▶ [Your task] An exact copy of the records is required, minus the pictures they hold.
--- begin ---
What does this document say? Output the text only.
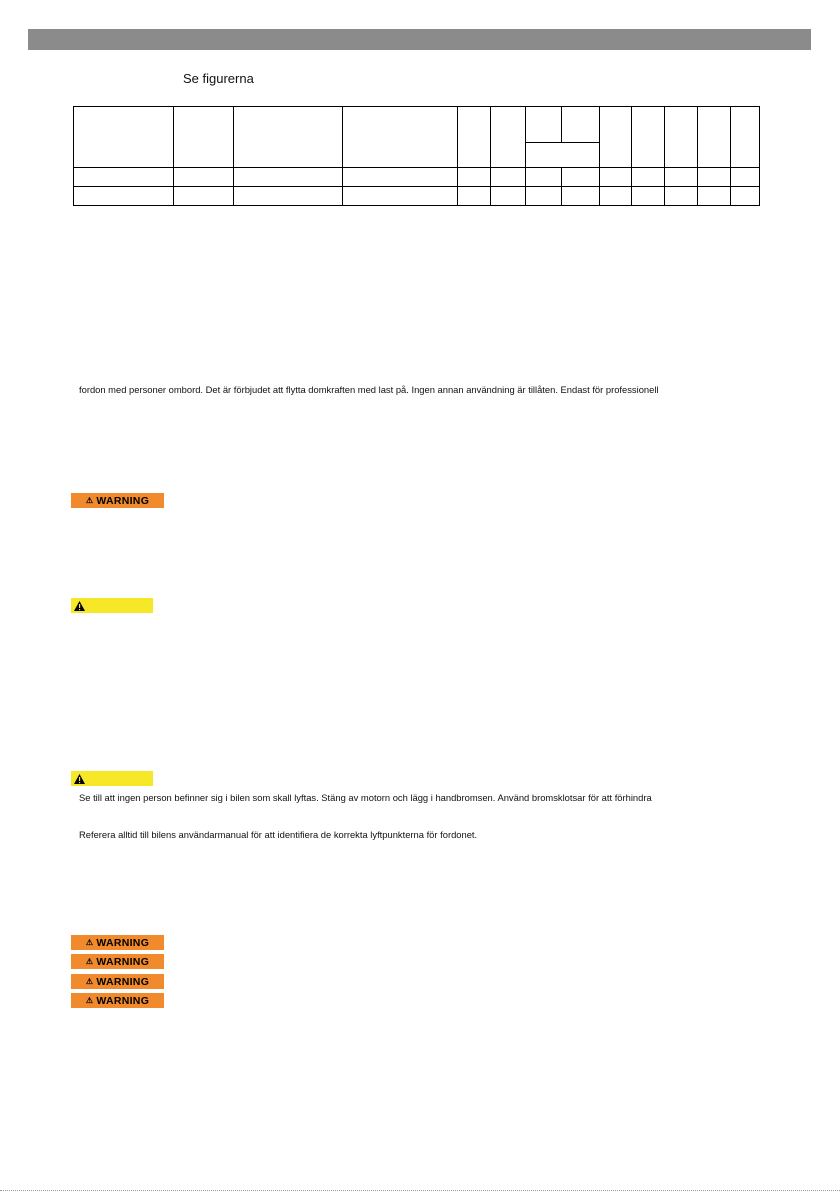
Se figurerna

fordon med personer ombord. Det är förbjudet att flytta domkraften med last på. Ingen annan användning är tillåten. Endast för professionell
⚠ WARNING
Se till att ingen person befinner sig i bilen som skall lyftas. Stäng av motorn och lägg i handbromsen. Använd bromsklotsar för att förhindra
Referera alltid till bilens användarmanual för att identifiera de korrekta lyftpunkterna för fordonet.
⚠ WARNING
⚠ WARNING
⚠ WARNING
⚠ WARNING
--- end ---
▶ [Task solution]
What does this document say? Output the text only.
Se figurerna

fordon med personer ombord. Det är förbjudet att flytta domkraften med last på. Ingen annan användning är tillåten. Endast för professionell
⚠ WARNING
Se till att ingen person befinner sig i bilen som skall lyftas. Stäng av motorn och lägg i handbromsen. Använd bromsklotsar för att förhindra
Referera alltid till bilens användarmanual för att identifiera de korrekta lyftpunkterna för fordonet.
⚠ WARNING
⚠ WARNING
⚠ WARNING
⚠ WARNING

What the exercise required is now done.